▶ **Your goal**
List every line below containing "distributed".

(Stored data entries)
------------

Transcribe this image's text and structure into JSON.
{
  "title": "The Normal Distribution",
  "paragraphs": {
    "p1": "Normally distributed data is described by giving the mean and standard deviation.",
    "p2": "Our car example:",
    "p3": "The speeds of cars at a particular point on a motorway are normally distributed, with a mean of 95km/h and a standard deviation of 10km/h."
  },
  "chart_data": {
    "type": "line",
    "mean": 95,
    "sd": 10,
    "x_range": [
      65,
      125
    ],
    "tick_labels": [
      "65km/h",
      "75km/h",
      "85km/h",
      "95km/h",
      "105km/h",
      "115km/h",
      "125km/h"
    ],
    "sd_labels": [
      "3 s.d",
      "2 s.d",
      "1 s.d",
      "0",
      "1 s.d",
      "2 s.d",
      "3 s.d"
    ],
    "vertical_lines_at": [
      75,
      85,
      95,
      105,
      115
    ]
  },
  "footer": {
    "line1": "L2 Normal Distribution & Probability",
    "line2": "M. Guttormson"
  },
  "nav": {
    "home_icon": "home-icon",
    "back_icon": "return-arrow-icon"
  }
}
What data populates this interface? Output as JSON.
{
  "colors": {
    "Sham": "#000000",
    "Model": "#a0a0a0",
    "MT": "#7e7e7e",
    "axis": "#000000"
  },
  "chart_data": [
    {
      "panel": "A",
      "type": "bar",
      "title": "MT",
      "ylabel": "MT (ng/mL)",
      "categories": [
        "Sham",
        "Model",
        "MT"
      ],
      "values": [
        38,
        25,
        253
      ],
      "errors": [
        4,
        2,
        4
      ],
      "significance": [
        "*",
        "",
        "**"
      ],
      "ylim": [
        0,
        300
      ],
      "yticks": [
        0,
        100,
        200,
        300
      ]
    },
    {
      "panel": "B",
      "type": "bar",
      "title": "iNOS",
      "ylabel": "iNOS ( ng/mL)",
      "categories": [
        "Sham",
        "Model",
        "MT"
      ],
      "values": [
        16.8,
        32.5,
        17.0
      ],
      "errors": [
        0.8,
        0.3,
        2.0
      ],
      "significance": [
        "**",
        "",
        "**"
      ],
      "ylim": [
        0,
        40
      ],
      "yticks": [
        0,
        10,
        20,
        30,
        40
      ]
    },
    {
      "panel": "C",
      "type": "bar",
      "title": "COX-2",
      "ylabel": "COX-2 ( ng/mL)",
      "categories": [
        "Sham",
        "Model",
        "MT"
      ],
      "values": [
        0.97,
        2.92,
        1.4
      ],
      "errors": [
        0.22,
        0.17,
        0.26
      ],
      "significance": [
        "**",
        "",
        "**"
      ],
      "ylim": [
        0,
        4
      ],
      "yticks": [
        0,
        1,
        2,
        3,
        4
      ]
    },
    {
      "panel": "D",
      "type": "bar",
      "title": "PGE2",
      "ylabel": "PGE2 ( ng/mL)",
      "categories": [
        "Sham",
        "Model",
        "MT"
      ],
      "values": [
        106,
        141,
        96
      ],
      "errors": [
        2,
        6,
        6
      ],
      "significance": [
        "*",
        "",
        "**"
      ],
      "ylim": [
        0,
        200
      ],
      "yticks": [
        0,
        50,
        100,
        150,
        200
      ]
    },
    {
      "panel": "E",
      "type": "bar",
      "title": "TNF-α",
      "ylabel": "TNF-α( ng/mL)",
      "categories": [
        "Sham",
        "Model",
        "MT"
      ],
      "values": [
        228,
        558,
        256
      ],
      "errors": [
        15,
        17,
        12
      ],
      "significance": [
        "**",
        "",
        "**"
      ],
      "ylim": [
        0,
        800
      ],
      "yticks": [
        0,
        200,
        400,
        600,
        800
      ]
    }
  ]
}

------------

▶ **Solution to this task**
    "p1": "Normally distributed data is described by giving the mean and standard deviation.",
    "p3": "The speeds of cars at a particular point on a motorway are normally distributed, with a mean of 95km/h and a standard deviation of 10km/h."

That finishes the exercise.